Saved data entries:
------------------------------------
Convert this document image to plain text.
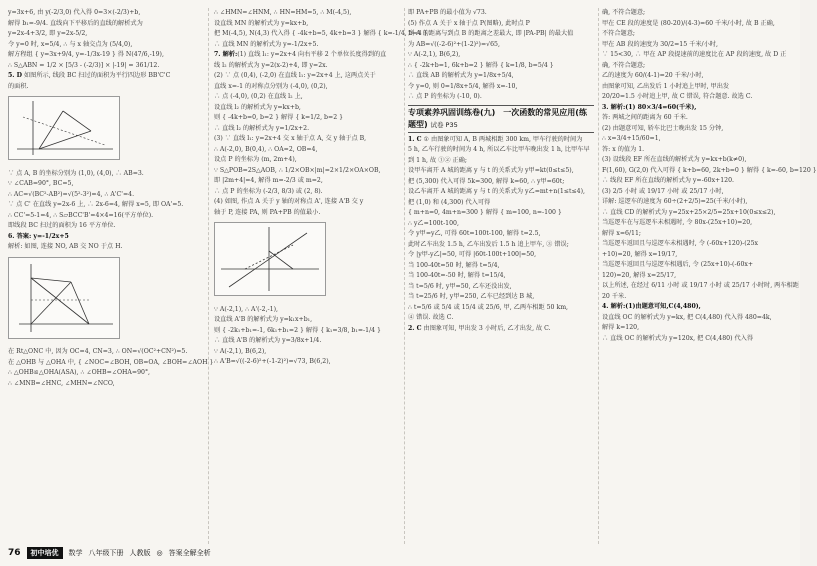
y=3x+6, 由 y(-2/3,0) 代入得 0=3×(-2/3)+b,
解得 b₁=-9/4. 直线向下平移后的直线的解析式为
y=2x-4+3/2, 即 y=2x-5/2,
令 y=0 时, x=5/4, ∴ 与 x 轴交点为 (5/4,0),
解方程组 { y=3x+9/4, y=-1/3x-19 } 得 N(47/6,-19),
∴ S△ABN = 1/2 × [5/3 - (-2/3)] × |-19| = 361/12.
5. D 如图所示, 线段 BC 扫过的面积为平行四边形 BB'C'C
的面积.
∵ 点 A, B 的坐标分别为 (1,0), (4,0), ∴ AB=3.
∵ ∠CAB=90°, BC=5,
∴ AC=√(BC²-AB²)=√(5²-3²)=4, ∴ A'C'=4.
∵ 点 C' 在直线 y=2x-6 上, ∴ 2x-6=4, 解得 x=5, 即 OA'=5.
∴ CC'=5-1=4, ∴ S▱BCC'B'=4×4=16(平方单位).
即线段 BC 扫过的面积为 16 平方单位.
6. 答案: y=-1/2x+5
解析: 如图, 连接 NO, AB 交 NO 于点 H.
在 Rt△ONC 中, 因为 OC=4, CN=3, ∴ ON=√(OC²+CN²)=5.
在 △OHB 与 △OHA 中, { ∠NOC=∠BOH, OB=OA, ∠BOH=∠AOH }
∴ △OHB≌△OHA(ASA), ∴ ∠OHB=∠OHA=90°,
∴ ∠MNB=∠HNC, ∠MHN=∠NCO,
∴ ∠HMN=∠HNM, ∴ HN=HM=5, ∴ M(-4,5),
设直线 MN 的解析式为 y=kx+b,
把 M(-4,5), N(4,3) 代入得 { -4k+b=5, 4k+b=3 } 解得 { k=-1/4, b=4 }
∴ 直线 MN 的解析式为 y=-1/2x+5.
7. 解析:(1) 直线 l₁: y=2x+4 向右平移 2 个单位长度得到的直
线 l₂ 的解析式为 y=2(x-2)+4, 即 y=2x.
(2) ∵ 点 (0,4), (-2,0) 在直线 l₁: y=2x+4 上, 这两点关于
直线 x=-1 的对称点分别为 (-4,0), (0,2),
∴ 点 (-4,0), (0,2) 在直线 l₂ 上,
设直线 l₂ 的解析式为 y=kx+b,
则 { -4k+b=0, b=2 } 解得 { k=1/2, b=2 }
∴ 直线 l₂ 的解析式为 y=1/2x+2.
(3) ∵ 直线 l₁: y=2x+4 交 x 轴于点 A, 交 y 轴于点 B,
∴ A(-2,0), B(0,4), ∴ OA=2, OB=4,
设点 P 的坐标为 (m, 2m+4),
∵ S△POB=2S△AOB, ∴ 1/2×OB×|m|=2×1/2×OA×OB,
即 |2m+4|=4, 解得 m=-2/3 或 m=2,
∴ 点 P 的坐标为 (-2/3, 8/3) 或 (2, 8).
(4) 如图, 作点 A 关于 y 轴的对称点 A', 连接 A'B 交 y
轴于 P, 连接 PA, 则 PA+PB 的值最小.
∵ A(-2,1), ∴ A'(-2,-1),
设直线 A'B 的解析式为 y=k₁x+b₁,
则 { -2k₁+b₁=-1, 6k₁+b₁=2 } 解得 { k₁=3/8, b₁=-1/4 }
∴ 直线 A'B 的解析式为 y=3/8x+1/4.
∵ A(-2,1), B(6,2),
∴ A'B=√((-2-6)²+(-1-2)²)=√73, B(6,2),
即 PA+PB 的最小值为 √73.
(5) 作点 A 关于 x 轴于点 P(图略), 此时点 P
到 A 的距离与到点 B 的距离之差最大, 即 |PA-PB| 的最大值
为 AB=√((-2-6)²+(1-2)²)=√65,
∵ A(-2,1), B(6,2),
∴ { -2k+b=1, 6k+b=2 } 解得 { k=1/8, b=5/4 }
∴ 直线 AB 的解析式为 y=1/8x+5/4,
令 y=0, 则 0=1/8x+5/4, 解得 x=-10,
∴ 点 P 的坐标为 (-10, 0).
专项素养巩固训练卷(九)　一次函数的常见应用(练题型) 试卷 P35
1. C ① 由图象可知 A, B 两城相距 300 km, 甲车行驶的时间为
5 h, 乙车行驶的时间为 4 h, 所以乙车比甲车晚出发 1 h, 比甲车早
到 1 h, 故 ①② 正确;
设甲车离开 A 城的距离 y 与 t 的关系式为 y甲=kt(0≤t≤5),
把 (5,300) 代入可得 5k=300, 解得 k=60, ∴ y甲=60t;
设乙车离开 A 城的距离 y 与 t 的关系式为 y乙=mt+n(1≤t≤4),
把 (1,0) 和 (4,300) 代入可得
{ m+n=0, 4m+n=300 } 解得 { m=100, n=-100 }
∴ y乙=100t-100,
令 y甲=y乙, 可得 60t=100t-100, 解得 t=2.5,
此时乙车出发 1.5 h, 乙车出发后 1.5 h 追上甲车, ③ 错误;
令 |y甲-y乙|=50, 可得 |60t-100t+100|=50,
当 100-40t=50 时, 解得 t=5/4,
当 100-40t=-50 时, 解得 t=15/4,
当 t=5/6 时, y甲=50, 乙车还没出发,
当 t=25/6 时, y甲=250, 乙车已经到达 B 城,
∴ t=5/6 或 5/4 或 15/4 或 25/6, 甲, 乙两车相距 50 km,
④ 错误. 故选 C.
2. C 由图象可知, 甲出发 3 小时后, 乙才出发, 故 C.
确, 不符合题意;
甲在 CE 段的速度是 (80-20)/(4-3)=60 千米/小时, 故 B 正确,
不符合题意;
甲在 AB 段的速度为 30/2=15 千米/小时,
∵ 15<30, ∴ 甲在 AP 段提速前的速度比在 AP 段的速度, 故 D 正
确, 不符合题意;
乙的速度为 60/(4-1)=20 千米/小时,
由图象可知, 乙出发后 1 小时追上甲时, 甲出发
20/20=1.5 小时追上甲, 故 C 错误, 符合题意. 故选 C.
3. 解析:(1) 80×3/4=60(千米),
答: 两城之间的距离为 60 千米.
(2) 由题意可知, 轿车比巴士晚出发 15 分钟,
∴ x=3/4+15/60=1,
答: x 的值为 1.
(3) 设线段 EF 所在直线的解析式为 y=kx+b(k≠0),
F(1,60), G(2,0) 代入可得 { k+b=60, 2k+b=0 } 解得 { k=-60, b=120 }
∴ 线段 EF 所在直线的解析式为 y=-60x+120.
(3) 2/5 小时 或 19/17 小时 或 25/17 小时,
详解: 巡逻车的速度为 60÷(2+2/5)=25(千米/小时),
∴ 直线 CD 的解析式为 y=25x+25×2/5=25x+10(0≤x≤2),
当巡逻车在与巡逻车未相遇时, 令 80x-(25x+10)=20,
解得 x=6/11;
当巡逻车返回且与巡逻车未相遇时, 令 (-60x+120)-(25x
+10)=20, 解得 x=19/17,
当巡逻车返回且与巡逻车相遇后, 令 (25x+10)-(-60x+
120)=20, 解得 x=25/17,
以上所述, 在经过 6/11 小时 或 19/17 小时 或 25/17 小时时, 两车相距
20 千米.
4. 解析:(1)由题意可知,C(4,480),
设直线 OC 的解析式为 y=kx, 把 C(4,480) 代入得 480=4k,
解得 k=120,
∴ 直线 OC 的解析式为 y=120x, 把 C(4,480) 代入得
76	初中培优	数学 八年级下册 人教版 ◎ 答案全解全析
------------------------------------
_Directive_: Which lines hold the word "所在直线的解析式为"? Return all of them from the records above.

_Exercise result_:
(3) 设线段 EF 所在直线的解析式为 y=kx+b(k≠0),
∴ 线段 EF 所在直线的解析式为 y=-60x+120.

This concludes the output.